TASK OBJECTIVE ▸ Output every row below as a Markdown table with two columns, Number and Line. Give each row its number and leave out any blank lines.

● ● ● ● ●

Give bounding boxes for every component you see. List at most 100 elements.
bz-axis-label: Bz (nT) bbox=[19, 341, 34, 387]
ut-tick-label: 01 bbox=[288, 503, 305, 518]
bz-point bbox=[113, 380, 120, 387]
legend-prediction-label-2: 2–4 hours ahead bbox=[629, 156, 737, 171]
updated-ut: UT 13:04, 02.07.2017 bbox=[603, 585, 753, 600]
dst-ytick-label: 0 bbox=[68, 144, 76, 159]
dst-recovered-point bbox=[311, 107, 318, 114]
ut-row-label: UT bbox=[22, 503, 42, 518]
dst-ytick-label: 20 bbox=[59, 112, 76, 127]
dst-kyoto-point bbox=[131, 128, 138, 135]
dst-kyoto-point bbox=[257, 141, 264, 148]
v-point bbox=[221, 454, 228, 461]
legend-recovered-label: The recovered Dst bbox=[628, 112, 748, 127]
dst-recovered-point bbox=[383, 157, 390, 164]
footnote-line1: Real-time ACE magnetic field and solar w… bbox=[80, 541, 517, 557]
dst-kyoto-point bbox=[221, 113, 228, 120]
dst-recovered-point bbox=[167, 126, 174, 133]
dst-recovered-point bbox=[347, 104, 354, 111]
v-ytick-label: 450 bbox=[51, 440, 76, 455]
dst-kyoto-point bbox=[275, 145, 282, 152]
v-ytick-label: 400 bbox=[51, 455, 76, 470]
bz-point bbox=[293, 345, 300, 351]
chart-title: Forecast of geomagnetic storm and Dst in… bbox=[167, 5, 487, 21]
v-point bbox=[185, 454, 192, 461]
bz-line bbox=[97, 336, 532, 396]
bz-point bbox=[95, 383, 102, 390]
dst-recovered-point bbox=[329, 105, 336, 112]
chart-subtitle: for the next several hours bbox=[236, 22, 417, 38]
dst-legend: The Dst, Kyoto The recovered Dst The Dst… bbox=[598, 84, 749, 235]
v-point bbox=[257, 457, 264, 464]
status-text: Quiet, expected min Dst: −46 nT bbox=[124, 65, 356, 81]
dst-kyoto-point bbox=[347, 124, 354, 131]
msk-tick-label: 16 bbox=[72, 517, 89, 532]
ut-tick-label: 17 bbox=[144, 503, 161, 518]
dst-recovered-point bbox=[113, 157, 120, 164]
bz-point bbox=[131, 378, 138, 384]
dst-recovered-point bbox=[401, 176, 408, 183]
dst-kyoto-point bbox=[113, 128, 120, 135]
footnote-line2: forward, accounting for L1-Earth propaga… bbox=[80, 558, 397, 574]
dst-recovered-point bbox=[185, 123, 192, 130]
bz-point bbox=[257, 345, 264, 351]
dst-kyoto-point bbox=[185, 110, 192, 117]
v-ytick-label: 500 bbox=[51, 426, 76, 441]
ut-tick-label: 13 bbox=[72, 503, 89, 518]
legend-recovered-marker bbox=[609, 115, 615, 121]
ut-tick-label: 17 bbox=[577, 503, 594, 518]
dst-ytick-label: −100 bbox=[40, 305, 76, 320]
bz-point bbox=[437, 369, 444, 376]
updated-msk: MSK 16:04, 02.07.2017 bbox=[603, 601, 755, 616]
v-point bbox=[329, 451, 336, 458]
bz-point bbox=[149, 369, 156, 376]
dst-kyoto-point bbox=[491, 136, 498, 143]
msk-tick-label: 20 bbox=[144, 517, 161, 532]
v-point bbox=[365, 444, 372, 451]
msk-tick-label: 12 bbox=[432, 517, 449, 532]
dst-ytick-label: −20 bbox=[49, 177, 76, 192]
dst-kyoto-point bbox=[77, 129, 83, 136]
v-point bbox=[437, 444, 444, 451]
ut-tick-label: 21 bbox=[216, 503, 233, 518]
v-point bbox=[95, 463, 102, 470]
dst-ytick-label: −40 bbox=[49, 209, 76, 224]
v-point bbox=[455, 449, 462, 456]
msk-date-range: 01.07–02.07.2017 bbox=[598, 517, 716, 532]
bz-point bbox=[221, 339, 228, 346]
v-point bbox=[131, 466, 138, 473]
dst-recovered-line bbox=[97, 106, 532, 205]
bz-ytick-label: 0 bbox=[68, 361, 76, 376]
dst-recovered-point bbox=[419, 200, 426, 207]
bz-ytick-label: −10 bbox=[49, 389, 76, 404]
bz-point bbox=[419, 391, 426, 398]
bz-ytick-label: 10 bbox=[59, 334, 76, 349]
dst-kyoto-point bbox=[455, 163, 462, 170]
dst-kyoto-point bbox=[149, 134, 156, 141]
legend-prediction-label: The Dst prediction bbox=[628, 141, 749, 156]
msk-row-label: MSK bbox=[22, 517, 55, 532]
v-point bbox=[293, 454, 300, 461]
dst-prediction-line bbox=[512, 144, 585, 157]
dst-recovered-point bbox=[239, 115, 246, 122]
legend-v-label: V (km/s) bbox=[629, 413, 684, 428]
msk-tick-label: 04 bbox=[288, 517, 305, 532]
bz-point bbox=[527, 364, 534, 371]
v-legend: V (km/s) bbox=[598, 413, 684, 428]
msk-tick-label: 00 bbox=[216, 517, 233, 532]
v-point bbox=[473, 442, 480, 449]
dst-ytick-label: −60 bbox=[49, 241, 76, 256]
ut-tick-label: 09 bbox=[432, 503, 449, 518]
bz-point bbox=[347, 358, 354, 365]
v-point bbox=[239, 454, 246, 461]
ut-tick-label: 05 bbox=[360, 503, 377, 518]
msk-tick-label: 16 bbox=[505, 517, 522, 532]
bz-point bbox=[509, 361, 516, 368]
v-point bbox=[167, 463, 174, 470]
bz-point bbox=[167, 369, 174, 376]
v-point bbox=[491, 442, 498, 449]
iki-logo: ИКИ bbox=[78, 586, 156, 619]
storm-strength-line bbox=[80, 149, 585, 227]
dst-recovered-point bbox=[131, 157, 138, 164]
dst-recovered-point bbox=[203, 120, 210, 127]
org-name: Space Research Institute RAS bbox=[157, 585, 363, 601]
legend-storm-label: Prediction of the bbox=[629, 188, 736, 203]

● ● ● ● ●

WRITTEN RESPONSE ▸
| Number | Line |
|---|---|
| 1 | Give bounding boxes for every component you see. List at most 100 elements. |
| 2 | bz-axis-label: Bz (nT) bbox=[19, 341, 34, 387] |
| 3 | ut-tick-label: 01 bbox=[288, 503, 305, 518] |
| 4 | bz-point bbox=[113, 380, 120, 387] |
| 5 | legend-prediction-label-2: 2–4 hours ahead bbox=[629, 156, 737, 171] |
| 6 | updated-ut: UT 13:04, 02.07.2017 bbox=[603, 585, 753, 600] |
| 7 | dst-ytick-label: 0 bbox=[68, 144, 76, 159] |
| 8 | dst-recovered-point bbox=[311, 107, 318, 114] |
| 9 | ut-row-label: UT bbox=[22, 503, 42, 518] |
| 10 | dst-ytick-label: 20 bbox=[59, 112, 76, 127] |
| 11 | dst-kyoto-point bbox=[131, 128, 138, 135] |
| 12 | dst-kyoto-point bbox=[257, 141, 264, 148] |
| 13 | v-point bbox=[221, 454, 228, 461] |
| 14 | legend-recovered-label: The recovered Dst bbox=[628, 112, 748, 127] |
| 15 | dst-recovered-point bbox=[383, 157, 390, 164] |
| 16 | footnote-line1: Real-time ACE magnetic field and solar w… bbox=[80, 541, 517, 557] |
| 17 | dst-kyoto-point bbox=[221, 113, 228, 120] |
| 18 | dst-recovered-point bbox=[167, 126, 174, 133] |
| 19 | dst-recovered-point bbox=[347, 104, 354, 111] |
| 20 | v-ytick-label: 450 bbox=[51, 440, 76, 455] |
| 21 | dst-kyoto-point bbox=[275, 145, 282, 152] |
| 22 | v-ytick-label: 400 bbox=[51, 455, 76, 470] |
| 23 | bz-point bbox=[293, 345, 300, 351] |
| 24 | chart-title: Forecast of geomagnetic storm and Dst in… bbox=[167, 5, 487, 21] |
| 25 | v-point bbox=[185, 454, 192, 461] |
| 26 | bz-line bbox=[97, 336, 532, 396] |
| 27 | bz-point bbox=[95, 383, 102, 390] |
| 28 | dst-recovered-point bbox=[329, 105, 336, 112] |
| 29 | chart-subtitle: for the next several hours bbox=[236, 22, 417, 38] |
| 30 | dst-legend: The Dst, Kyoto The recovered Dst The Dst… bbox=[598, 84, 749, 235] |
| 31 | v-point bbox=[257, 457, 264, 464] |
| 32 | status-text: Quiet, expected min Dst: −46 nT bbox=[124, 65, 356, 81] |
| 33 | dst-kyoto-point bbox=[347, 124, 354, 131] |
| 34 | msk-tick-label: 16 bbox=[72, 517, 89, 532] |
| 35 | ut-tick-label: 17 bbox=[144, 503, 161, 518] |
| 36 | dst-recovered-point bbox=[113, 157, 120, 164] |
| 37 | bz-point bbox=[131, 378, 138, 384] |
| 38 | dst-recovered-point bbox=[401, 176, 408, 183] |
| 39 | dst-kyoto-point bbox=[113, 128, 120, 135] |
| 40 | footnote-line2: forward, accounting for L1-Earth propaga… bbox=[80, 558, 397, 574] |
| 41 | dst-recovered-point bbox=[185, 123, 192, 130] |
| 42 | bz-point bbox=[257, 345, 264, 351] |
| 43 | dst-kyoto-point bbox=[185, 110, 192, 117] |
| 44 | v-ytick-label: 500 bbox=[51, 426, 76, 441] |
| 45 | ut-tick-label: 13 bbox=[72, 503, 89, 518] |
| 46 | legend-recovered-marker bbox=[609, 115, 615, 121] |
| 47 | ut-tick-label: 17 bbox=[577, 503, 594, 518] |
| 48 | dst-ytick-label: −100 bbox=[40, 305, 76, 320] |
| 49 | bz-point bbox=[437, 369, 444, 376] |
| 50 | updated-msk: MSK 16:04, 02.07.2017 bbox=[603, 601, 755, 616] |
| 51 | v-point bbox=[329, 451, 336, 458] |
| 52 | bz-point bbox=[149, 369, 156, 376] |
| 53 | dst-kyoto-point bbox=[491, 136, 498, 143] |
| 54 | msk-tick-label: 20 bbox=[144, 517, 161, 532] |
| 55 | v-point bbox=[365, 444, 372, 451] |
| 56 | msk-tick-label: 12 bbox=[432, 517, 449, 532] |
| 57 | dst-ytick-label: −20 bbox=[49, 177, 76, 192] |
| 58 | dst-kyoto-point bbox=[77, 129, 83, 136] |
| 59 | v-point bbox=[437, 444, 444, 451] |
| 60 | ut-tick-label: 21 bbox=[216, 503, 233, 518] |
| 61 | v-point bbox=[95, 463, 102, 470] |
| 62 | dst-ytick-label: −40 bbox=[49, 209, 76, 224] |
| 63 | v-point bbox=[455, 449, 462, 456] |
| 64 | msk-date-range: 01.07–02.07.2017 bbox=[598, 517, 716, 532] |
| 65 | bz-point bbox=[221, 339, 228, 346] |
| 66 | v-point bbox=[131, 466, 138, 473] |
| 67 | dst-recovered-line bbox=[97, 106, 532, 205] |
| 68 | bz-ytick-label: 0 bbox=[68, 361, 76, 376] |
| 69 | dst-recovered-point bbox=[419, 200, 426, 207] |
| 70 | bz-ytick-label: −10 bbox=[49, 389, 76, 404] |
| 71 | bz-point bbox=[419, 391, 426, 398] |
| 72 | bz-ytick-label: 10 bbox=[59, 334, 76, 349] |
| 73 | dst-kyoto-point bbox=[455, 163, 462, 170] |
| 74 | dst-kyoto-point bbox=[149, 134, 156, 141] |
| 75 | legend-prediction-label: The Dst prediction bbox=[628, 141, 749, 156] |
| 76 | msk-row-label: MSK bbox=[22, 517, 55, 532] |
| 77 | v-point bbox=[293, 454, 300, 461] |
| 78 | dst-prediction-line bbox=[512, 144, 585, 157] |
| 79 | dst-recovered-point bbox=[239, 115, 246, 122] |
| 80 | legend-v-label: V (km/s) bbox=[629, 413, 684, 428] |
| 81 | msk-tick-label: 04 bbox=[288, 517, 305, 532] |
| 82 | bz-point bbox=[527, 364, 534, 371] |
| 83 | v-legend: V (km/s) bbox=[598, 413, 684, 428] |
| 84 | msk-tick-label: 00 bbox=[216, 517, 233, 532] |
| 85 | v-point bbox=[473, 442, 480, 449] |
| 86 | dst-ytick-label: −60 bbox=[49, 241, 76, 256] |
| 87 | ut-tick-label: 09 bbox=[432, 503, 449, 518] |
| 88 | bz-point bbox=[347, 358, 354, 365] |
| 89 | v-point bbox=[239, 454, 246, 461] |
| 90 | ut-tick-label: 05 bbox=[360, 503, 377, 518] |
| 91 | msk-tick-label: 16 bbox=[505, 517, 522, 532] |
| 92 | bz-point bbox=[509, 361, 516, 368] |
| 93 | v-point bbox=[167, 463, 174, 470] |
| 94 | bz-point bbox=[167, 369, 174, 376] |
| 95 | v-point bbox=[491, 442, 498, 449] |
| 96 | iki-logo: ИКИ bbox=[78, 586, 156, 619] |
| 97 | storm-strength-line bbox=[80, 149, 585, 227] |
| 98 | dst-recovered-point bbox=[131, 157, 138, 164] |
| 99 | dst-recovered-point bbox=[203, 120, 210, 127] |
| 100 | org-name: Space Research Institute RAS bbox=[157, 585, 363, 601] |
| 101 | legend-storm-label: Prediction of the bbox=[629, 188, 736, 203] |